Give an exact transcription of every line, dropping the images.

Extracted records:
☆ ☆ ☆ ☆ ☆ ☆ ☆

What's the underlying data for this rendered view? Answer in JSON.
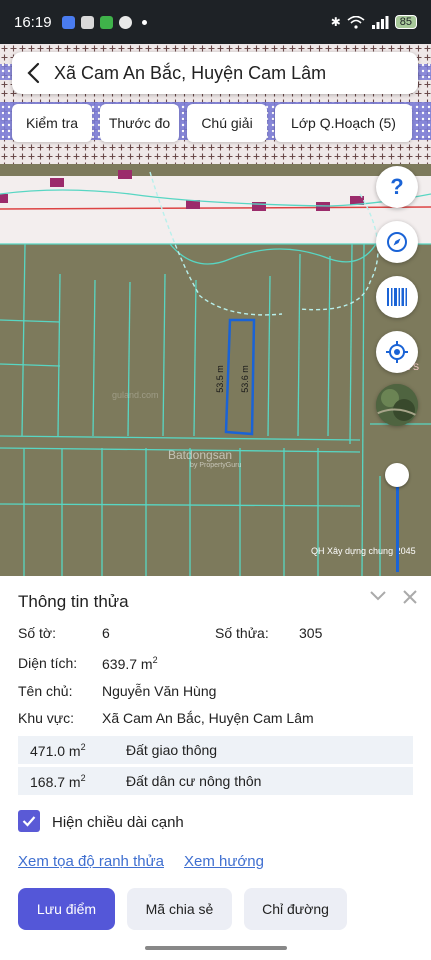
{
  "status_bar": {
    "time": "16:19",
    "battery": "85"
  },
  "header": {
    "title": "Xã Cam An Bắc, Huyện Cam Lâm"
  },
  "tools": [
    "Kiểm tra",
    "Thước đo",
    "Chú giải",
    "Lớp Q.Hoạch (5)"
  ],
  "map": {
    "dimension_left": "53.5 m",
    "dimension_right": "53.6 m",
    "watermark_main": "Batdongsan",
    "watermark_sub": "by PropertyGuru",
    "plan_label": "QH Xây dựng chung 2045",
    "faint_label": "guland.com",
    "edge_label": "Bắc S"
  },
  "panel": {
    "title": "Thông tin thửa",
    "so_to_label": "Số tờ:",
    "so_to": "6",
    "so_thua_label": "Số thửa:",
    "so_thua": "305",
    "dien_tich_label": "Diện tích:",
    "dien_tich": "639.7 m",
    "ten_chu_label": "Tên chủ:",
    "ten_chu": "Nguyễn Văn Hùng",
    "khu_vuc_label": "Khu vực:",
    "khu_vuc": "Xã Cam An Bắc, Huyện Cam Lâm",
    "land_use": [
      {
        "area": "471.0 m",
        "type": "Đất giao thông"
      },
      {
        "area": "168.7 m",
        "type": "Đất dân cư nông thôn"
      }
    ],
    "checkbox_label": "Hiện chiều dài cạnh",
    "link_coords": "Xem tọa độ ranh thửa",
    "link_direction": "Xem hướng",
    "btn_save": "Lưu điểm",
    "btn_share": "Mã chia sẻ",
    "btn_route": "Chỉ đường"
  },
  "colors": {
    "accent": "#5457d8",
    "parcel": "#1a63d6",
    "link": "#3f6fd0"
  }
}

☆ ☆ ☆ ☆ ☆ ☆ ☆

Written reply:
What's the underlying data for this rendered view? Answer in JSON.
{
  "status_bar": {
    "time": "16:19",
    "battery": "85"
  },
  "header": {
    "title": "Xã Cam An Bắc, Huyện Cam Lâm"
  },
  "tools": [
    "Kiểm tra",
    "Thước đo",
    "Chú giải",
    "Lớp Q.Hoạch (5)"
  ],
  "map": {
    "dimension_left": "53.5 m",
    "dimension_right": "53.6 m",
    "watermark_main": "Batdongsan",
    "watermark_sub": "by PropertyGuru",
    "plan_label": "QH Xây dựng chung 2045",
    "faint_label": "guland.com",
    "edge_label": "Bắc S"
  },
  "panel": {
    "title": "Thông tin thửa",
    "so_to_label": "Số tờ:",
    "so_to": "6",
    "so_thua_label": "Số thửa:",
    "so_thua": "305",
    "dien_tich_label": "Diện tích:",
    "dien_tich": "639.7 m",
    "ten_chu_label": "Tên chủ:",
    "ten_chu": "Nguyễn Văn Hùng",
    "khu_vuc_label": "Khu vực:",
    "khu_vuc": "Xã Cam An Bắc, Huyện Cam Lâm",
    "land_use": [
      {
        "area": "471.0 m",
        "type": "Đất giao thông"
      },
      {
        "area": "168.7 m",
        "type": "Đất dân cư nông thôn"
      }
    ],
    "checkbox_label": "Hiện chiều dài cạnh",
    "link_coords": "Xem tọa độ ranh thửa",
    "link_direction": "Xem hướng",
    "btn_save": "Lưu điểm",
    "btn_share": "Mã chia sẻ",
    "btn_route": "Chỉ đường"
  },
  "colors": {
    "accent": "#5457d8",
    "parcel": "#1a63d6",
    "link": "#3f6fd0"
  }
}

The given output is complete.